**課題の指示:**
下の項目から、「text」という文字列を含む行をすべて集めて書き写してください。大文字と小文字は区別します。

**項目の抜粋:**
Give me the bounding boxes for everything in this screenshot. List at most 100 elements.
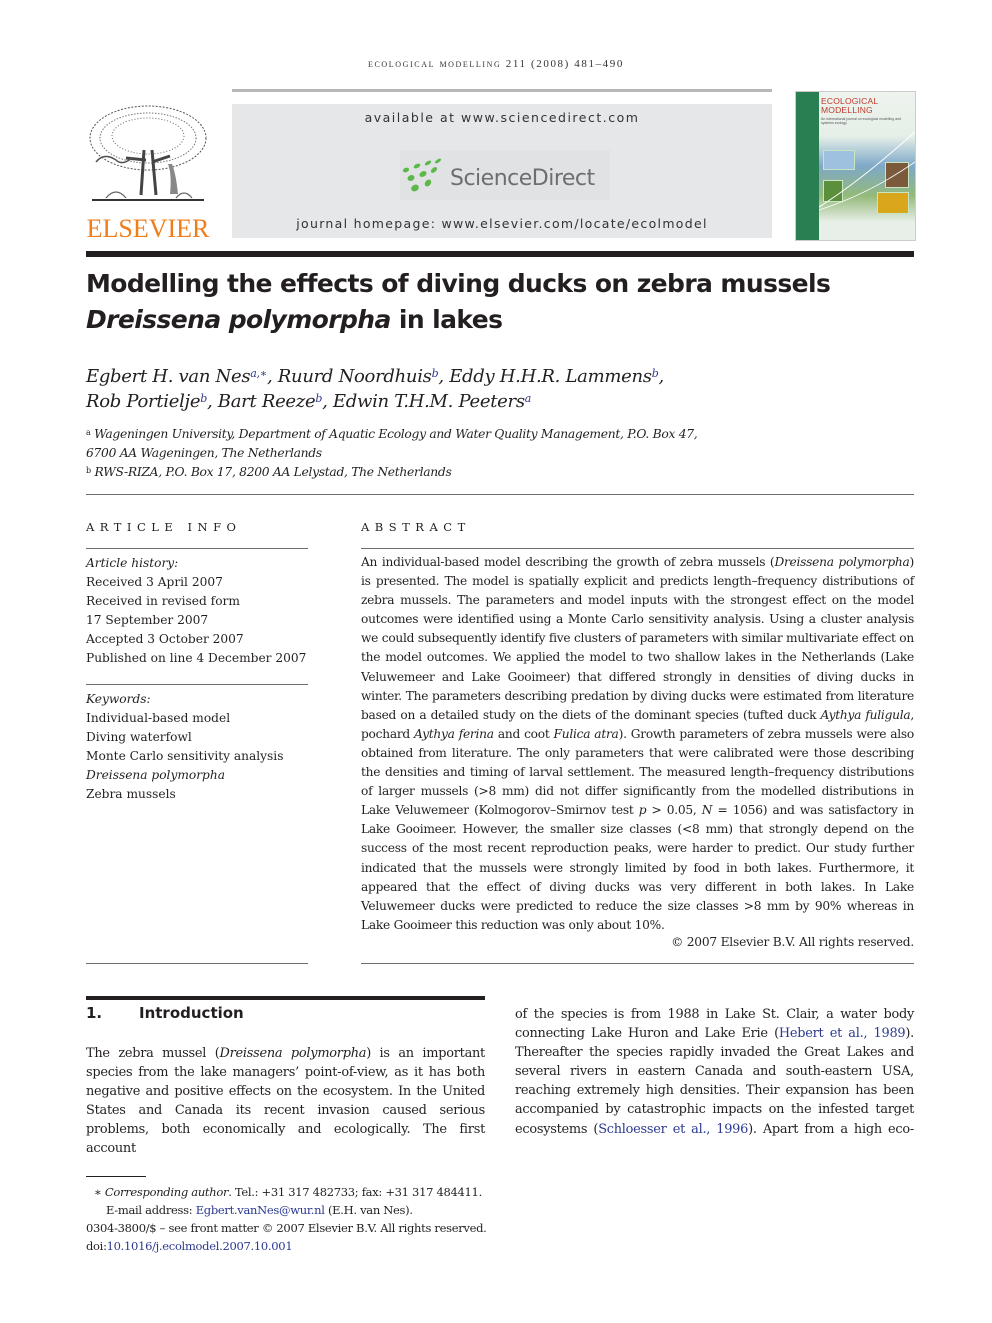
affiliation-marker: b xyxy=(86,466,91,475)
keywords: Keywords: Individual-based model Diving … xyxy=(86,690,316,804)
italic-term: Aythya ferina xyxy=(414,726,494,741)
author-name: Ruurd Noordhuis xyxy=(277,366,432,387)
available-at-link[interactable]: available at www.sciencedirect.com xyxy=(232,110,772,125)
italic-term: N xyxy=(701,803,713,818)
journal-cover-image[interactable]: ECOLOGICAL MODELLING An international jo… xyxy=(795,91,916,241)
text-run: > 0.05, xyxy=(646,803,702,818)
cover-panel: ECOLOGICAL MODELLING An international jo… xyxy=(819,92,915,240)
keyword: Monte Carlo sensitivity analysis xyxy=(86,749,284,763)
section-title: Introduction xyxy=(139,1004,244,1022)
footnotes: ∗ Corresponding author. Tel.: +31 317 48… xyxy=(86,1183,526,1255)
text-run: ) is presented. The model is spatially e… xyxy=(361,555,914,722)
title-species-name: Dreissena polymorpha xyxy=(86,305,391,334)
title-line2-rest: in lakes xyxy=(390,305,503,334)
author[interactable]: Bart Reezeb xyxy=(217,391,323,412)
front-matter-note: 0304-3800/$ – see front matter © 2007 El… xyxy=(86,1221,487,1235)
author-separator: , xyxy=(206,391,218,412)
text-run: = 1056) and was satisfactory in Lake Goo… xyxy=(361,803,914,932)
author-affiliation-sup[interactable]: b xyxy=(315,392,322,405)
author-separator: , xyxy=(322,391,333,412)
citation-link[interactable]: Schloesser et al., 1996 xyxy=(598,1122,748,1137)
text-run: ). Thereafter the species rapidly invade… xyxy=(515,1026,914,1137)
corresponding-label: Corresponding author xyxy=(104,1185,229,1199)
text-run: ) is an important species from the lake … xyxy=(86,1046,485,1157)
text-run: and coot xyxy=(493,726,554,741)
article-info-heading: ARTICLE INFO xyxy=(86,520,242,534)
history-label: Article history: xyxy=(86,556,179,570)
author-name: Rob Portielje xyxy=(86,391,201,412)
italic-term: Aythya fuligula xyxy=(820,707,911,722)
footnote-rule xyxy=(86,1176,146,1177)
email-link[interactable]: Egbert.vanNes@wur.nl xyxy=(196,1203,325,1217)
affiliation-divider xyxy=(86,494,914,495)
sciencedirect-banner: available at www.sciencedirect.com Scien… xyxy=(232,104,772,238)
article-info-bottom-rule xyxy=(86,963,308,964)
cover-curves-icon xyxy=(819,132,915,211)
cover-title: ECOLOGICAL MODELLING xyxy=(821,97,878,115)
author-affiliation-sup[interactable]: a,∗ xyxy=(250,367,267,380)
author-line-1: Egbert H. van Nesa,∗, Ruurd Noordhuisb, … xyxy=(86,364,914,389)
author[interactable]: Eddy H.H.R. Lammensb xyxy=(449,366,659,387)
contact-details: . Tel.: +31 317 482733; fax: +31 317 484… xyxy=(228,1185,482,1199)
history-item: 17 September 2007 xyxy=(86,613,209,627)
author-name: Egbert H. van Nes xyxy=(86,366,251,387)
header-black-bar xyxy=(86,251,914,257)
author[interactable]: Egbert H. van Nesa,∗ xyxy=(86,366,267,387)
author-name: Bart Reeze xyxy=(217,391,316,412)
author-affiliation-sup[interactable]: b xyxy=(432,367,439,380)
affiliation-text: Wageningen University, Department of Aqu… xyxy=(94,427,698,441)
header-rule xyxy=(232,89,772,92)
doi-link[interactable]: 10.1016/j.ecolmodel.2007.10.001 xyxy=(107,1239,293,1253)
citation-link[interactable]: Hebert et al., 1989 xyxy=(779,1026,906,1041)
journal-homepage-link[interactable]: journal homepage: www.elsevier.com/locat… xyxy=(232,216,772,231)
affiliation-b: b RWS-RIZA, P.O. Box 17, 8200 AA Lelysta… xyxy=(86,463,914,482)
running-head: ecological modelling 211 (2008) 481–490 xyxy=(368,58,624,70)
email-suffix: (E.H. van Nes). xyxy=(324,1203,413,1217)
sciencedirect-wordmark: ScienceDirect xyxy=(450,166,595,191)
keywords-label: Keywords: xyxy=(86,692,151,706)
keyword: Diving waterfowl xyxy=(86,730,192,744)
abstract-divider xyxy=(361,548,914,549)
history-item: Accepted 3 October 2007 xyxy=(86,632,244,646)
abstract-heading: ABSTRACT xyxy=(361,520,471,534)
author-affiliation-sup[interactable]: b xyxy=(200,392,207,405)
author-list: Egbert H. van Nesa,∗, Ruurd Noordhuisb, … xyxy=(86,364,914,414)
history-item: Received 3 April 2007 xyxy=(86,575,223,589)
email-line: E-mail address: Egbert.vanNes@wur.nl (E.… xyxy=(86,1201,526,1219)
title-line2: Dreissena polymorpha in lakes xyxy=(86,302,914,338)
title-line1: Modelling the effects of diving ducks on… xyxy=(86,269,831,298)
author-affiliation-sup[interactable]: a xyxy=(525,392,532,405)
abstract-copyright: © 2007 Elsevier B.V. All rights reserved… xyxy=(671,935,914,949)
author[interactable]: Ruurd Noordhuisb xyxy=(278,366,439,387)
footnote-marker: ∗ xyxy=(94,1185,102,1199)
elsevier-wordmark: ELSEVIER xyxy=(86,214,210,243)
author-line-2: Rob Portieljeb, Bart Reezeb, Edwin T.H.M… xyxy=(86,389,914,414)
author[interactable]: Rob Portieljeb xyxy=(86,391,207,412)
affiliation-a: a Wageningen University, Department of A… xyxy=(86,425,914,444)
keyword: Zebra mussels xyxy=(86,787,176,801)
italic-term: Dreissena polymorpha xyxy=(774,555,910,569)
author-separator: , xyxy=(438,366,450,387)
text-run: An individual-based model describing the… xyxy=(361,555,775,569)
italic-term: Fulica atra xyxy=(553,726,619,741)
intro-paragraph-col1: The zebra mussel (Dreissena polymorpha) … xyxy=(86,1044,485,1159)
author[interactable]: Edwin T.H.M. Peetersa xyxy=(333,391,531,412)
author-name: Eddy H.H.R. Lammens xyxy=(449,366,652,387)
history-item: Received in revised form xyxy=(86,594,240,608)
affiliation-text: RWS-RIZA, P.O. Box 17, 8200 AA Lelystad,… xyxy=(94,465,452,479)
keyword: Individual-based model xyxy=(86,711,231,725)
history-item: Published on line 4 December 2007 xyxy=(86,651,307,665)
author-separator: , xyxy=(266,366,278,387)
text-run: The zebra mussel ( xyxy=(86,1046,220,1061)
keywords-divider xyxy=(86,684,308,685)
tree-icon xyxy=(89,105,207,201)
keyword: Dreissena polymorpha xyxy=(86,768,225,782)
article-history: Article history: Received 3 April 2007 R… xyxy=(86,554,316,668)
section-number: 1. xyxy=(86,1004,103,1022)
email-label: E-mail address: xyxy=(106,1203,196,1217)
affiliations: a Wageningen University, Department of A… xyxy=(86,425,914,482)
doi-label: doi: xyxy=(86,1239,107,1253)
cover-subtitle: An international journal on ecological m… xyxy=(821,117,901,125)
author-affiliation-sup[interactable]: b xyxy=(652,367,659,380)
author-name: Edwin T.H.M. Peeters xyxy=(332,391,525,412)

**課題への回答:**
text-run: > 0.05, xyxy=(646,803,702,818)
text-run: ) is presented. The model is spatially e… xyxy=(361,555,914,722)
text-run: = 1056) and was satisfactory in Lake Goo… xyxy=(361,803,914,932)
text-run: ). Thereafter the species rapidly invade… xyxy=(515,1026,914,1137)
text-run: ) is an important species from the lake … xyxy=(86,1046,485,1157)
text-run: and coot xyxy=(493,726,554,741)
affiliation-text: Wageningen University, Department of Aqu… xyxy=(94,427,698,441)
text-run: An individual-based model describing the… xyxy=(361,555,775,569)
affiliation-text: RWS-RIZA, P.O. Box 17, 8200 AA Lelystad,… xyxy=(94,465,452,479)
text-run: The zebra mussel ( xyxy=(86,1046,220,1061)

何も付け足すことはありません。